— BEGIN Record excerpts —

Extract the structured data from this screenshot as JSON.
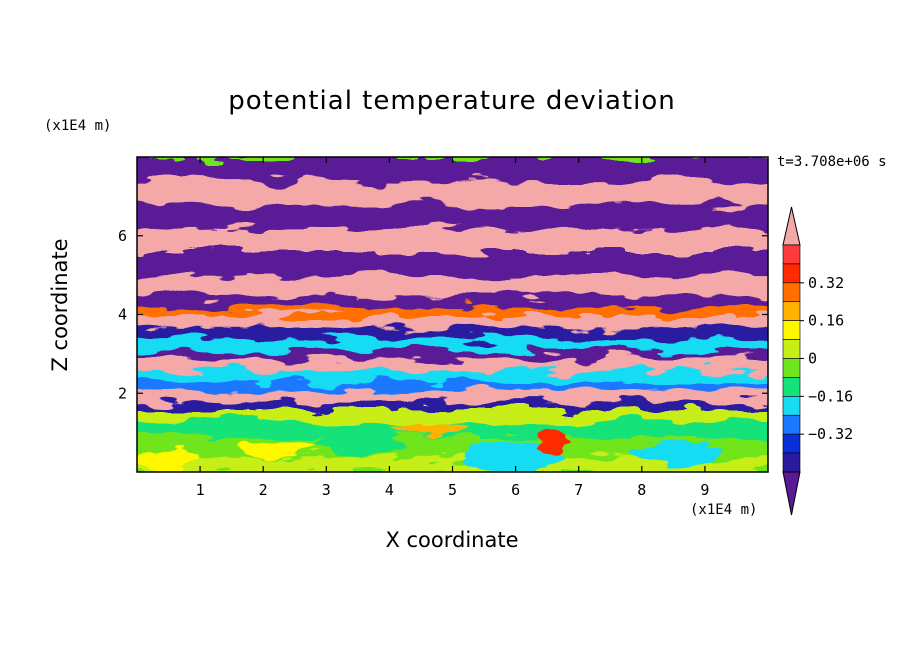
{
  "chart_data": {
    "type": "heatmap",
    "title": "potential temperature deviation",
    "xlabel": "X coordinate",
    "ylabel": "Z coordinate",
    "x_unit": "(x1E4 m)",
    "z_unit": "(x1E4 m)",
    "time_label": "t=3.708e+06 s",
    "xlim": [
      0,
      10
    ],
    "ylim": [
      0,
      8
    ],
    "x_ticks": [
      "1",
      "2",
      "3",
      "4",
      "5",
      "6",
      "7",
      "8",
      "9"
    ],
    "y_ticks": [
      "2",
      "4",
      "6"
    ],
    "colorbar": {
      "levels": [
        -0.48,
        -0.4,
        -0.32,
        -0.24,
        -0.16,
        -0.08,
        0,
        0.08,
        0.16,
        0.24,
        0.32,
        0.4,
        0.48
      ],
      "colors": [
        "#5a1a96",
        "#2a1aa0",
        "#0b2fd6",
        "#1a79ff",
        "#18dcf3",
        "#14e27a",
        "#6fe51e",
        "#c7ee16",
        "#fff700",
        "#ffb300",
        "#ff7000",
        "#ff2a00",
        "#ff3a3a",
        "#f4a8a8"
      ],
      "labels": [
        "0.32",
        "0.16",
        "0",
        "−0.16",
        "−0.32"
      ],
      "extend": "both"
    },
    "bands": [
      {
        "z_range": [
          0,
          1.6
        ],
        "description": "mostly green/yellow with cyan patches"
      },
      {
        "z_range": [
          1.6,
          4.5
        ],
        "description": "mixed blue, cyan, pink, orange"
      },
      {
        "z_range": [
          4.5,
          8
        ],
        "description": "alternating purple and pink layers"
      }
    ]
  }
}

— END Record excerpts —

Job:
Retype all of the entries exactly as written, leaving out any images.

Expected output:
Extract the structured data from this screenshot as JSON.
{
  "chart_data": {
    "type": "heatmap",
    "title": "potential temperature deviation",
    "xlabel": "X coordinate",
    "ylabel": "Z coordinate",
    "x_unit": "(x1E4 m)",
    "z_unit": "(x1E4 m)",
    "time_label": "t=3.708e+06 s",
    "xlim": [
      0,
      10
    ],
    "ylim": [
      0,
      8
    ],
    "x_ticks": [
      "1",
      "2",
      "3",
      "4",
      "5",
      "6",
      "7",
      "8",
      "9"
    ],
    "y_ticks": [
      "2",
      "4",
      "6"
    ],
    "colorbar": {
      "levels": [
        -0.48,
        -0.4,
        -0.32,
        -0.24,
        -0.16,
        -0.08,
        0,
        0.08,
        0.16,
        0.24,
        0.32,
        0.4,
        0.48
      ],
      "colors": [
        "#5a1a96",
        "#2a1aa0",
        "#0b2fd6",
        "#1a79ff",
        "#18dcf3",
        "#14e27a",
        "#6fe51e",
        "#c7ee16",
        "#fff700",
        "#ffb300",
        "#ff7000",
        "#ff2a00",
        "#ff3a3a",
        "#f4a8a8"
      ],
      "labels": [
        "0.32",
        "0.16",
        "0",
        "−0.16",
        "−0.32"
      ],
      "extend": "both"
    },
    "bands": [
      {
        "z_range": [
          0,
          1.6
        ],
        "description": "mostly green/yellow with cyan patches"
      },
      {
        "z_range": [
          1.6,
          4.5
        ],
        "description": "mixed blue, cyan, pink, orange"
      },
      {
        "z_range": [
          4.5,
          8
        ],
        "description": "alternating purple and pink layers"
      }
    ]
  }
}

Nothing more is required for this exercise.